:: GOAL ::
Transcribe the records that follow in their entirety, omitting any pictures.

+++ MATERIAL SHOWN

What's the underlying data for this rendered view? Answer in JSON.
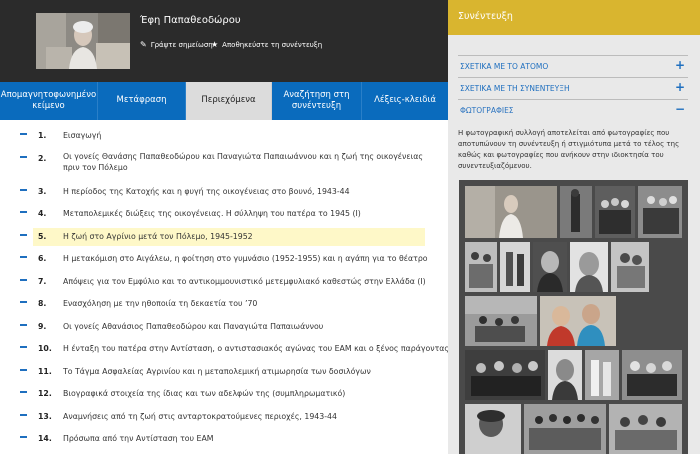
{
  "interviewee": {
    "name": "Έφη Παπαθεοδώρου",
    "actions": [
      {
        "label": "Γράψτε σημείωση",
        "icon": "pencil-icon"
      },
      {
        "label": "Αποθηκεύστε τη συνέντευξη",
        "icon": "star-icon"
      }
    ]
  },
  "tabs": [
    {
      "label": "Απομαγνητοφωνημένο κείμενο",
      "active": false
    },
    {
      "label": "Μετάφραση",
      "active": false
    },
    {
      "label": "Περιεχόμενα",
      "active": true
    },
    {
      "label": "Αναζήτηση στη συνέντευξη",
      "active": false
    },
    {
      "label": "Λέξεις-κλειδιά",
      "active": false
    }
  ],
  "chapters": [
    {
      "num": "1.",
      "text": "Εισαγωγή"
    },
    {
      "num": "2.",
      "text": "Οι γονείς Θανάσης Παπαθεοδώρου και Παναγιώτα Παπαιωάννου και η ζωή της οικογένειας πριν τον Πόλεμο"
    },
    {
      "num": "3.",
      "text": "Η περίοδος της Κατοχής και η φυγή της οικογένειας στο βουνό, 1943-44"
    },
    {
      "num": "4.",
      "text": "Μεταπολεμικές διώξεις της οικογένειας. Η σύλληψη του πατέρα το 1945 (Ι)"
    },
    {
      "num": "5.",
      "text": "Η ζωή στο Αγρίνιο μετά τον Πόλεμο, 1945-1952",
      "selected": true
    },
    {
      "num": "6.",
      "text": "Η μετακόμιση στο Αιγάλεω, η φοίτηση στο γυμνάσιο (1952-1955) και η αγάπη για το θέατρο"
    },
    {
      "num": "7.",
      "text": "Απόψεις για τον Εμφύλιο και το αντικομμουνιστικό μετεμφυλιακό καθεστώς στην Ελλάδα (Ι)"
    },
    {
      "num": "8.",
      "text": "Ενασχόληση με την ηθοποιία τη δεκαετία του ’70"
    },
    {
      "num": "9.",
      "text": "Οι γονείς Αθανάσιος Παπαθεοδώρου και Παναγιώτα Παπαιωάννου"
    },
    {
      "num": "10.",
      "text": "Η ένταξη του πατέρα στην Αντίσταση, ο αντιστασιακός αγώνας του ΕΑΜ και ο ξένος παράγοντας"
    },
    {
      "num": "11.",
      "text": "Το Τάγμα Ασφαλείας Αγρινίου και η μεταπολεμική ατιμωρησία των δοσιλόγων"
    },
    {
      "num": "12.",
      "text": "Βιογραφικά στοιχεία της ίδιας και των αδελφών της (συμπληρωματικό)"
    },
    {
      "num": "13.",
      "text": "Αναμνήσεις από τη ζωή στις ανταρτοκρατούμενες περιοχές, 1943-44"
    },
    {
      "num": "14.",
      "text": "Πρόσωπα από την Αντίσταση του ΕΑΜ"
    }
  ],
  "sidebar": {
    "title": "Συνέντευξη",
    "accordions": [
      {
        "label": "ΣΧΕΤΙΚΑ ΜΕ ΤΟ ΑΤΟΜΟ",
        "sign": "+"
      },
      {
        "label": "ΣΧΕΤΙΚΑ ΜΕ ΤΗ ΣΥΝΕΝΤΕΥΞΗ",
        "sign": "+"
      },
      {
        "label": "ΦΩΤΟΓΡΑΦΙΕΣ",
        "sign": "−"
      }
    ],
    "photos_description": "Η φωτογραφική συλλογή αποτελείται από φωτογραφίες που αποτυπώνουν τη συνέντευξη ή στιγμιότυπα μετά το τέλος της καθώς και φωτογραφίες που ανήκουν στην ιδιοκτησία του συνεντευξιαζόμενου."
  },
  "colors": {
    "accent_blue": "#0a6bbd",
    "header_yellow": "#d9b52f",
    "highlight": "#fef8c8"
  }
}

++++++

:: SOLUTION FOR THIS PROBLEM ::
What's the underlying data for this rendered view? Answer in JSON.
{
  "interviewee": {
    "name": "Έφη Παπαθεοδώρου",
    "actions": [
      {
        "label": "Γράψτε σημείωση",
        "icon": "pencil-icon"
      },
      {
        "label": "Αποθηκεύστε τη συνέντευξη",
        "icon": "star-icon"
      }
    ]
  },
  "tabs": [
    {
      "label": "Απομαγνητοφωνημένο κείμενο",
      "active": false
    },
    {
      "label": "Μετάφραση",
      "active": false
    },
    {
      "label": "Περιεχόμενα",
      "active": true
    },
    {
      "label": "Αναζήτηση στη συνέντευξη",
      "active": false
    },
    {
      "label": "Λέξεις-κλειδιά",
      "active": false
    }
  ],
  "chapters": [
    {
      "num": "1.",
      "text": "Εισαγωγή"
    },
    {
      "num": "2.",
      "text": "Οι γονείς Θανάσης Παπαθεοδώρου και Παναγιώτα Παπαιωάννου και η ζωή της οικογένειας πριν τον Πόλεμο"
    },
    {
      "num": "3.",
      "text": "Η περίοδος της Κατοχής και η φυγή της οικογένειας στο βουνό, 1943-44"
    },
    {
      "num": "4.",
      "text": "Μεταπολεμικές διώξεις της οικογένειας. Η σύλληψη του πατέρα το 1945 (Ι)"
    },
    {
      "num": "5.",
      "text": "Η ζωή στο Αγρίνιο μετά τον Πόλεμο, 1945-1952",
      "selected": true
    },
    {
      "num": "6.",
      "text": "Η μετακόμιση στο Αιγάλεω, η φοίτηση στο γυμνάσιο (1952-1955) και η αγάπη για το θέατρο"
    },
    {
      "num": "7.",
      "text": "Απόψεις για τον Εμφύλιο και το αντικομμουνιστικό μετεμφυλιακό καθεστώς στην Ελλάδα (Ι)"
    },
    {
      "num": "8.",
      "text": "Ενασχόληση με την ηθοποιία τη δεκαετία του ’70"
    },
    {
      "num": "9.",
      "text": "Οι γονείς Αθανάσιος Παπαθεοδώρου και Παναγιώτα Παπαιωάννου"
    },
    {
      "num": "10.",
      "text": "Η ένταξη του πατέρα στην Αντίσταση, ο αντιστασιακός αγώνας του ΕΑΜ και ο ξένος παράγοντας"
    },
    {
      "num": "11.",
      "text": "Το Τάγμα Ασφαλείας Αγρινίου και η μεταπολεμική ατιμωρησία των δοσιλόγων"
    },
    {
      "num": "12.",
      "text": "Βιογραφικά στοιχεία της ίδιας και των αδελφών της (συμπληρωματικό)"
    },
    {
      "num": "13.",
      "text": "Αναμνήσεις από τη ζωή στις ανταρτοκρατούμενες περιοχές, 1943-44"
    },
    {
      "num": "14.",
      "text": "Πρόσωπα από την Αντίσταση του ΕΑΜ"
    }
  ],
  "sidebar": {
    "title": "Συνέντευξη",
    "accordions": [
      {
        "label": "ΣΧΕΤΙΚΑ ΜΕ ΤΟ ΑΤΟΜΟ",
        "sign": "+"
      },
      {
        "label": "ΣΧΕΤΙΚΑ ΜΕ ΤΗ ΣΥΝΕΝΤΕΥΞΗ",
        "sign": "+"
      },
      {
        "label": "ΦΩΤΟΓΡΑΦΙΕΣ",
        "sign": "−"
      }
    ],
    "photos_description": "Η φωτογραφική συλλογή αποτελείται από φωτογραφίες που αποτυπώνουν τη συνέντευξη ή στιγμιότυπα μετά το τέλος της καθώς και φωτογραφίες που ανήκουν στην ιδιοκτησία του συνεντευξιαζόμενου."
  },
  "colors": {
    "accent_blue": "#0a6bbd",
    "header_yellow": "#d9b52f",
    "highlight": "#fef8c8"
  }
}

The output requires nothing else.